§ Records from a dataset:
= = =

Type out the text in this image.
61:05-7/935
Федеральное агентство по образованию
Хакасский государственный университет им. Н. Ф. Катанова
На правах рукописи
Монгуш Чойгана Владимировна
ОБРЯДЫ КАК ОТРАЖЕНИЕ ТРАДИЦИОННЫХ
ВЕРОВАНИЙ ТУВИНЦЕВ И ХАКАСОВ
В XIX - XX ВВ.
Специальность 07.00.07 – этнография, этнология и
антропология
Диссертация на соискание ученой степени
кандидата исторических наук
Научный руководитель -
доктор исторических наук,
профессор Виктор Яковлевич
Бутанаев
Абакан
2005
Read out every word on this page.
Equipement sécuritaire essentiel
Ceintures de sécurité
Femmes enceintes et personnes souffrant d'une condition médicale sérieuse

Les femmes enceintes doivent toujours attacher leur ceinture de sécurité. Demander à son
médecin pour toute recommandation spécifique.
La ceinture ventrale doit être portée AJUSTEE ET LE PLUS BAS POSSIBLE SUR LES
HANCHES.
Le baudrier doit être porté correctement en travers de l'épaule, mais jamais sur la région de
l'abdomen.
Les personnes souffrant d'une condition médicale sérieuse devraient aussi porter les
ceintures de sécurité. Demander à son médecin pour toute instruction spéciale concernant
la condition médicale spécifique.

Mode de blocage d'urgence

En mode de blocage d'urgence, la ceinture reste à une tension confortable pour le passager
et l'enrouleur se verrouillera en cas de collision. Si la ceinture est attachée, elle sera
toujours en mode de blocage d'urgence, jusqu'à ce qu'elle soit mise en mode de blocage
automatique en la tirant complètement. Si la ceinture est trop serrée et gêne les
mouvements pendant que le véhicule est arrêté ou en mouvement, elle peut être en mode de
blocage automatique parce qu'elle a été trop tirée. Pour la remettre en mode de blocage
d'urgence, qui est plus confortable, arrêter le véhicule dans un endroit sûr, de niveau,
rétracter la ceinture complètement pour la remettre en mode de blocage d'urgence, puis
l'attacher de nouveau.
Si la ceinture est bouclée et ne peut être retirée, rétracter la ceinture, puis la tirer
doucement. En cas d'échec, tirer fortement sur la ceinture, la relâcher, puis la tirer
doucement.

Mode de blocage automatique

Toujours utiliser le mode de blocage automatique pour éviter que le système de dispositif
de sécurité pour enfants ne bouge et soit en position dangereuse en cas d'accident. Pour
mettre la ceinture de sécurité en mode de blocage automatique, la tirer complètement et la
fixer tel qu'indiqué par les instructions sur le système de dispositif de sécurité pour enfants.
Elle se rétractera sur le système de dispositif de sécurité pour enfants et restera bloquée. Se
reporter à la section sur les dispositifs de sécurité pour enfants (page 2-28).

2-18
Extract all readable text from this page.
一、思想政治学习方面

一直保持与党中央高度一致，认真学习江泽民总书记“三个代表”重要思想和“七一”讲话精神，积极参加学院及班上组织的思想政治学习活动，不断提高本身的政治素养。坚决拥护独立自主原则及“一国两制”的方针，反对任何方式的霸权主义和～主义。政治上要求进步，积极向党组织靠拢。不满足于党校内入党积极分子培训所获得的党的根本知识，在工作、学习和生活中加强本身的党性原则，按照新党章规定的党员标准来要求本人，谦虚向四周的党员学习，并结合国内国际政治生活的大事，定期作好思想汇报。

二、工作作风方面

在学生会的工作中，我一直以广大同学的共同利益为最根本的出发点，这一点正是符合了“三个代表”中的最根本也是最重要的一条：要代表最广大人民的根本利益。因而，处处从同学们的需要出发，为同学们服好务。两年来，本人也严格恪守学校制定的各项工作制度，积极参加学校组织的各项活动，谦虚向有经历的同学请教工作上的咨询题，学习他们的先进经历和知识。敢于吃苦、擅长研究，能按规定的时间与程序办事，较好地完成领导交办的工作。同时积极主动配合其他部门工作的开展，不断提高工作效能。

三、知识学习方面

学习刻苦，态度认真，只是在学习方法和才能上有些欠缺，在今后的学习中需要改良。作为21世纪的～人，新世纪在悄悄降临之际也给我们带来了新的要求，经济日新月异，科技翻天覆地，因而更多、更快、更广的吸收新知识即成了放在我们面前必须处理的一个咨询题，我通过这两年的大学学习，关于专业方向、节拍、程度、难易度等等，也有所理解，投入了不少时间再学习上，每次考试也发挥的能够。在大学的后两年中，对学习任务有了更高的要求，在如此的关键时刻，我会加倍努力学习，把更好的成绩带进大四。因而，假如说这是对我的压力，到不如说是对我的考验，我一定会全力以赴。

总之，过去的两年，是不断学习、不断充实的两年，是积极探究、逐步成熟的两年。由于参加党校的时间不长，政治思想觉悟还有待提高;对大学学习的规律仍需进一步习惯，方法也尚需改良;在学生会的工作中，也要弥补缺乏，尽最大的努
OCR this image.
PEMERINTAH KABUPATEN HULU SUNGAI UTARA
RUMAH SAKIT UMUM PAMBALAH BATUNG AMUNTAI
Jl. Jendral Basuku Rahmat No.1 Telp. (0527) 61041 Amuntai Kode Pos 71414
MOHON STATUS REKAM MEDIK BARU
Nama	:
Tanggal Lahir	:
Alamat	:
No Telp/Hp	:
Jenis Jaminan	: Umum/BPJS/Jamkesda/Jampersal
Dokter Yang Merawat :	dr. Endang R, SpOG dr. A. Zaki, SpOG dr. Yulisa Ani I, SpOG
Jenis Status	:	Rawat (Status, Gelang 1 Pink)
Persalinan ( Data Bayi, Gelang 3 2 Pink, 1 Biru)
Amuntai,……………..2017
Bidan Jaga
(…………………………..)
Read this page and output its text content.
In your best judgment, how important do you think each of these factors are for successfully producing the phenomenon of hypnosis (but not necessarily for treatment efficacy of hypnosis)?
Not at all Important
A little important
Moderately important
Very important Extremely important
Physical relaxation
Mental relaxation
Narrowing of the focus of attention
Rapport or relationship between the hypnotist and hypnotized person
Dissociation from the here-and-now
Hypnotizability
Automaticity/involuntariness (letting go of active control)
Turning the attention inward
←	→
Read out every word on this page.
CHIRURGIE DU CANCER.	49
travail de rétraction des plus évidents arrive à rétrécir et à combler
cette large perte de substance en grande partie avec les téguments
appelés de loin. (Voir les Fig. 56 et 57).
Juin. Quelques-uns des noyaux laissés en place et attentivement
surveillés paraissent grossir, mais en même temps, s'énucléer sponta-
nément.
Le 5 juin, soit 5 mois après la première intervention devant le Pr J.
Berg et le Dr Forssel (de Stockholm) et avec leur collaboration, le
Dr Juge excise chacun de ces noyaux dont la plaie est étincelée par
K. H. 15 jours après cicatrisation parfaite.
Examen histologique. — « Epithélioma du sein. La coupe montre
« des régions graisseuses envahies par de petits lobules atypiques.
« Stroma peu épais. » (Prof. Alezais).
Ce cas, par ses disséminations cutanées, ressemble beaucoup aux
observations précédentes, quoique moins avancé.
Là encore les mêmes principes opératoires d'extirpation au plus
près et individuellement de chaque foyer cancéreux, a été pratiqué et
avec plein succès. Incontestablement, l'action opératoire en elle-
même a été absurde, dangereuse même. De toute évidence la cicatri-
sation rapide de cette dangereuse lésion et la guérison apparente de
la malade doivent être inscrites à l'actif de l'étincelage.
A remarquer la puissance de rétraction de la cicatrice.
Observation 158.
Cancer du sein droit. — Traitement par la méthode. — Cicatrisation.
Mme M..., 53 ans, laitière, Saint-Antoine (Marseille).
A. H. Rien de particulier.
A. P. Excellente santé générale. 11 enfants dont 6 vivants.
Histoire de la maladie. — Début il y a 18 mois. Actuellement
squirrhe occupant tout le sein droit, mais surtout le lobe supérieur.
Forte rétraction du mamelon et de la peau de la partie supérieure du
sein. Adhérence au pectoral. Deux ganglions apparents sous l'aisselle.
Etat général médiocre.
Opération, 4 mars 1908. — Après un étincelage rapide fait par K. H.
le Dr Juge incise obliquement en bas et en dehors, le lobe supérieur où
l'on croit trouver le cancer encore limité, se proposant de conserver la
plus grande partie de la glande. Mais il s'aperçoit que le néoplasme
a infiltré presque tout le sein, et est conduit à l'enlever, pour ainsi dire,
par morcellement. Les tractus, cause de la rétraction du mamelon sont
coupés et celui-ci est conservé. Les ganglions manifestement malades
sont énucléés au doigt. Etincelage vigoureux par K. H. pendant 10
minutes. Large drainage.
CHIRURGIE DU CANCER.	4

= = =

How many lines of these entries contain "lobe"? Answer with the number and nothing else.

§ The reply: 2